▶ Task
Output the material below unchanged, apart from leaving out the pictures.

▶ Extracted records
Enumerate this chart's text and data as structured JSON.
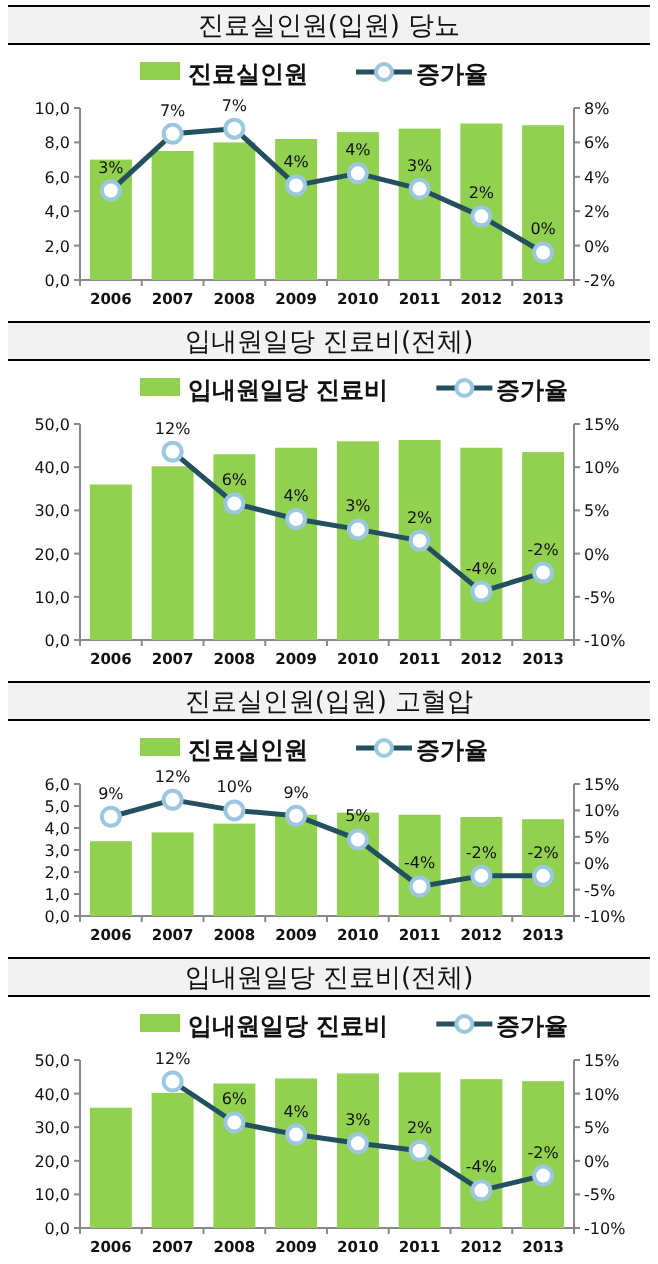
{
  "chart_data": [
    {
      "type": "bar",
      "title": "진료실인원(입원) 당뇨",
      "categories": [
        "2006",
        "2007",
        "2008",
        "2009",
        "2010",
        "2011",
        "2012",
        "2013"
      ],
      "legend": "top",
      "marker": "circle",
      "ylim": [
        0,
        10
      ],
      "yticks": [
        {
          "value": 0,
          "label": "0,0"
        },
        {
          "value": 2,
          "label": "2,0"
        },
        {
          "value": 4,
          "label": "4,0"
        },
        {
          "value": 6,
          "label": "6,0"
        },
        {
          "value": 8,
          "label": "8,0"
        },
        {
          "value": 10,
          "label": "10,0"
        }
      ],
      "y2lim": [
        -2,
        8
      ],
      "y2ticks": [
        {
          "value": -2,
          "label": "-2%"
        },
        {
          "value": 0,
          "label": "0%"
        },
        {
          "value": 2,
          "label": "2%"
        },
        {
          "value": 4,
          "label": "4%"
        },
        {
          "value": 6,
          "label": "6%"
        },
        {
          "value": 8,
          "label": "8%"
        }
      ],
      "series": [
        {
          "name": "진료실인원",
          "type": "bar",
          "color": "#92d050",
          "values": [
            7.0,
            7.5,
            8.0,
            8.2,
            8.6,
            8.8,
            9.1,
            9.0
          ]
        },
        {
          "name": "증가율",
          "type": "line",
          "axis": "y2",
          "color": "#23505e",
          "values": [
            3.2,
            6.5,
            6.8,
            3.5,
            4.2,
            3.3,
            1.7,
            -0.4
          ],
          "value_labels": [
            "3%",
            "7%",
            "7%",
            "4%",
            "4%",
            "3%",
            "2%",
            "0%"
          ]
        }
      ]
    },
    {
      "type": "bar",
      "title": "입내원일당 진료비(전체)",
      "categories": [
        "2006",
        "2007",
        "2008",
        "2009",
        "2010",
        "2011",
        "2012",
        "2013"
      ],
      "legend": "top",
      "marker": "circle",
      "ylim": [
        0,
        50
      ],
      "yticks": [
        {
          "value": 0,
          "label": "0,0"
        },
        {
          "value": 10,
          "label": "10,0"
        },
        {
          "value": 20,
          "label": "20,0"
        },
        {
          "value": 30,
          "label": "30,0"
        },
        {
          "value": 40,
          "label": "40,0"
        },
        {
          "value": 50,
          "label": "50,0"
        }
      ],
      "y2lim": [
        -10,
        15
      ],
      "y2ticks": [
        {
          "value": -10,
          "label": "-10%"
        },
        {
          "value": -5,
          "label": "-5%"
        },
        {
          "value": 0,
          "label": "0%"
        },
        {
          "value": 5,
          "label": "5%"
        },
        {
          "value": 10,
          "label": "10%"
        },
        {
          "value": 15,
          "label": "15%"
        }
      ],
      "series": [
        {
          "name": "입내원일당 진료비",
          "type": "bar",
          "color": "#92d050",
          "values": [
            36,
            40.2,
            43,
            44.5,
            46,
            46.3,
            44.5,
            43.5
          ]
        },
        {
          "name": "증가율",
          "type": "line",
          "axis": "y2",
          "color": "#23505e",
          "values": [
            null,
            11.8,
            5.8,
            4.0,
            2.8,
            1.5,
            -4.4,
            -2.2
          ],
          "value_labels": [
            null,
            "12%",
            "6%",
            "4%",
            "3%",
            "2%",
            "-4%",
            "-2%"
          ]
        }
      ]
    },
    {
      "type": "bar",
      "title": "진료실인원(입원) 고혈압",
      "categories": [
        "2006",
        "2007",
        "2008",
        "2009",
        "2010",
        "2011",
        "2012",
        "2013"
      ],
      "legend": "top",
      "marker": "circle",
      "ylim": [
        0,
        6
      ],
      "yticks": [
        {
          "value": 0,
          "label": "0,0"
        },
        {
          "value": 1,
          "label": "1,0"
        },
        {
          "value": 2,
          "label": "2,0"
        },
        {
          "value": 3,
          "label": "3,0"
        },
        {
          "value": 4,
          "label": "4,0"
        },
        {
          "value": 5,
          "label": "5,0"
        },
        {
          "value": 6,
          "label": "6,0"
        }
      ],
      "y2lim": [
        -10,
        15
      ],
      "y2ticks": [
        {
          "value": -10,
          "label": "-10%"
        },
        {
          "value": -5,
          "label": "-5%"
        },
        {
          "value": 0,
          "label": "0%"
        },
        {
          "value": 5,
          "label": "5%"
        },
        {
          "value": 10,
          "label": "10%"
        },
        {
          "value": 15,
          "label": "15%"
        }
      ],
      "series": [
        {
          "name": "진료실인원",
          "type": "bar",
          "color": "#92d050",
          "values": [
            3.4,
            3.8,
            4.2,
            4.6,
            4.7,
            4.6,
            4.5,
            4.4
          ]
        },
        {
          "name": "증가율",
          "type": "line",
          "axis": "y2",
          "color": "#23505e",
          "values": [
            8.8,
            12.0,
            10.0,
            9.0,
            4.5,
            -4.4,
            -2.4,
            -2.4
          ],
          "value_labels": [
            "9%",
            "12%",
            "10%",
            "9%",
            "5%",
            "-4%",
            "-2%",
            "-2%"
          ]
        }
      ]
    },
    {
      "type": "bar",
      "title": "입내원일당 진료비(전체)",
      "categories": [
        "2006",
        "2007",
        "2008",
        "2009",
        "2010",
        "2011",
        "2012",
        "2013"
      ],
      "legend": "top",
      "marker": "circle",
      "ylim": [
        0,
        50
      ],
      "yticks": [
        {
          "value": 0,
          "label": "0,0"
        },
        {
          "value": 10,
          "label": "10,0"
        },
        {
          "value": 20,
          "label": "20,0"
        },
        {
          "value": 30,
          "label": "30,0"
        },
        {
          "value": 40,
          "label": "40,0"
        },
        {
          "value": 50,
          "label": "50,0"
        }
      ],
      "y2lim": [
        -10,
        15
      ],
      "y2ticks": [
        {
          "value": -10,
          "label": "-10%"
        },
        {
          "value": -5,
          "label": "-5%"
        },
        {
          "value": 0,
          "label": "0%"
        },
        {
          "value": 5,
          "label": "5%"
        },
        {
          "value": 10,
          "label": "10%"
        },
        {
          "value": 15,
          "label": "15%"
        }
      ],
      "series": [
        {
          "name": "입내원일당 진료비",
          "type": "bar",
          "color": "#92d050",
          "values": [
            35.8,
            40.2,
            43,
            44.5,
            46,
            46.3,
            44.3,
            43.7
          ]
        },
        {
          "name": "증가율",
          "type": "line",
          "axis": "y2",
          "color": "#23505e",
          "values": [
            null,
            11.8,
            5.7,
            3.9,
            2.6,
            1.5,
            -4.4,
            -2.2
          ],
          "value_labels": [
            null,
            "12%",
            "6%",
            "4%",
            "3%",
            "2%",
            "-4%",
            "-2%"
          ]
        }
      ]
    }
  ]
}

▶ Reply
Enumerate this chart's text and data as structured JSON.
{
  "chart_data": [
    {
      "type": "bar",
      "title": "진료실인원(입원) 당뇨",
      "categories": [
        "2006",
        "2007",
        "2008",
        "2009",
        "2010",
        "2011",
        "2012",
        "2013"
      ],
      "legend": "top",
      "marker": "circle",
      "ylim": [
        0,
        10
      ],
      "yticks": [
        {
          "value": 0,
          "label": "0,0"
        },
        {
          "value": 2,
          "label": "2,0"
        },
        {
          "value": 4,
          "label": "4,0"
        },
        {
          "value": 6,
          "label": "6,0"
        },
        {
          "value": 8,
          "label": "8,0"
        },
        {
          "value": 10,
          "label": "10,0"
        }
      ],
      "y2lim": [
        -2,
        8
      ],
      "y2ticks": [
        {
          "value": -2,
          "label": "-2%"
        },
        {
          "value": 0,
          "label": "0%"
        },
        {
          "value": 2,
          "label": "2%"
        },
        {
          "value": 4,
          "label": "4%"
        },
        {
          "value": 6,
          "label": "6%"
        },
        {
          "value": 8,
          "label": "8%"
        }
      ],
      "series": [
        {
          "name": "진료실인원",
          "type": "bar",
          "color": "#92d050",
          "values": [
            7.0,
            7.5,
            8.0,
            8.2,
            8.6,
            8.8,
            9.1,
            9.0
          ]
        },
        {
          "name": "증가율",
          "type": "line",
          "axis": "y2",
          "color": "#23505e",
          "values": [
            3.2,
            6.5,
            6.8,
            3.5,
            4.2,
            3.3,
            1.7,
            -0.4
          ],
          "value_labels": [
            "3%",
            "7%",
            "7%",
            "4%",
            "4%",
            "3%",
            "2%",
            "0%"
          ]
        }
      ]
    },
    {
      "type": "bar",
      "title": "입내원일당 진료비(전체)",
      "categories": [
        "2006",
        "2007",
        "2008",
        "2009",
        "2010",
        "2011",
        "2012",
        "2013"
      ],
      "legend": "top",
      "marker": "circle",
      "ylim": [
        0,
        50
      ],
      "yticks": [
        {
          "value": 0,
          "label": "0,0"
        },
        {
          "value": 10,
          "label": "10,0"
        },
        {
          "value": 20,
          "label": "20,0"
        },
        {
          "value": 30,
          "label": "30,0"
        },
        {
          "value": 40,
          "label": "40,0"
        },
        {
          "value": 50,
          "label": "50,0"
        }
      ],
      "y2lim": [
        -10,
        15
      ],
      "y2ticks": [
        {
          "value": -10,
          "label": "-10%"
        },
        {
          "value": -5,
          "label": "-5%"
        },
        {
          "value": 0,
          "label": "0%"
        },
        {
          "value": 5,
          "label": "5%"
        },
        {
          "value": 10,
          "label": "10%"
        },
        {
          "value": 15,
          "label": "15%"
        }
      ],
      "series": [
        {
          "name": "입내원일당 진료비",
          "type": "bar",
          "color": "#92d050",
          "values": [
            36,
            40.2,
            43,
            44.5,
            46,
            46.3,
            44.5,
            43.5
          ]
        },
        {
          "name": "증가율",
          "type": "line",
          "axis": "y2",
          "color": "#23505e",
          "values": [
            null,
            11.8,
            5.8,
            4.0,
            2.8,
            1.5,
            -4.4,
            -2.2
          ],
          "value_labels": [
            null,
            "12%",
            "6%",
            "4%",
            "3%",
            "2%",
            "-4%",
            "-2%"
          ]
        }
      ]
    },
    {
      "type": "bar",
      "title": "진료실인원(입원) 고혈압",
      "categories": [
        "2006",
        "2007",
        "2008",
        "2009",
        "2010",
        "2011",
        "2012",
        "2013"
      ],
      "legend": "top",
      "marker": "circle",
      "ylim": [
        0,
        6
      ],
      "yticks": [
        {
          "value": 0,
          "label": "0,0"
        },
        {
          "value": 1,
          "label": "1,0"
        },
        {
          "value": 2,
          "label": "2,0"
        },
        {
          "value": 3,
          "label": "3,0"
        },
        {
          "value": 4,
          "label": "4,0"
        },
        {
          "value": 5,
          "label": "5,0"
        },
        {
          "value": 6,
          "label": "6,0"
        }
      ],
      "y2lim": [
        -10,
        15
      ],
      "y2ticks": [
        {
          "value": -10,
          "label": "-10%"
        },
        {
          "value": -5,
          "label": "-5%"
        },
        {
          "value": 0,
          "label": "0%"
        },
        {
          "value": 5,
          "label": "5%"
        },
        {
          "value": 10,
          "label": "10%"
        },
        {
          "value": 15,
          "label": "15%"
        }
      ],
      "series": [
        {
          "name": "진료실인원",
          "type": "bar",
          "color": "#92d050",
          "values": [
            3.4,
            3.8,
            4.2,
            4.6,
            4.7,
            4.6,
            4.5,
            4.4
          ]
        },
        {
          "name": "증가율",
          "type": "line",
          "axis": "y2",
          "color": "#23505e",
          "values": [
            8.8,
            12.0,
            10.0,
            9.0,
            4.5,
            -4.4,
            -2.4,
            -2.4
          ],
          "value_labels": [
            "9%",
            "12%",
            "10%",
            "9%",
            "5%",
            "-4%",
            "-2%",
            "-2%"
          ]
        }
      ]
    },
    {
      "type": "bar",
      "title": "입내원일당 진료비(전체)",
      "categories": [
        "2006",
        "2007",
        "2008",
        "2009",
        "2010",
        "2011",
        "2012",
        "2013"
      ],
      "legend": "top",
      "marker": "circle",
      "ylim": [
        0,
        50
      ],
      "yticks": [
        {
          "value": 0,
          "label": "0,0"
        },
        {
          "value": 10,
          "label": "10,0"
        },
        {
          "value": 20,
          "label": "20,0"
        },
        {
          "value": 30,
          "label": "30,0"
        },
        {
          "value": 40,
          "label": "40,0"
        },
        {
          "value": 50,
          "label": "50,0"
        }
      ],
      "y2lim": [
        -10,
        15
      ],
      "y2ticks": [
        {
          "value": -10,
          "label": "-10%"
        },
        {
          "value": -5,
          "label": "-5%"
        },
        {
          "value": 0,
          "label": "0%"
        },
        {
          "value": 5,
          "label": "5%"
        },
        {
          "value": 10,
          "label": "10%"
        },
        {
          "value": 15,
          "label": "15%"
        }
      ],
      "series": [
        {
          "name": "입내원일당 진료비",
          "type": "bar",
          "color": "#92d050",
          "values": [
            35.8,
            40.2,
            43,
            44.5,
            46,
            46.3,
            44.3,
            43.7
          ]
        },
        {
          "name": "증가율",
          "type": "line",
          "axis": "y2",
          "color": "#23505e",
          "values": [
            null,
            11.8,
            5.7,
            3.9,
            2.6,
            1.5,
            -4.4,
            -2.2
          ],
          "value_labels": [
            null,
            "12%",
            "6%",
            "4%",
            "3%",
            "2%",
            "-4%",
            "-2%"
          ]
        }
      ]
    }
  ]
}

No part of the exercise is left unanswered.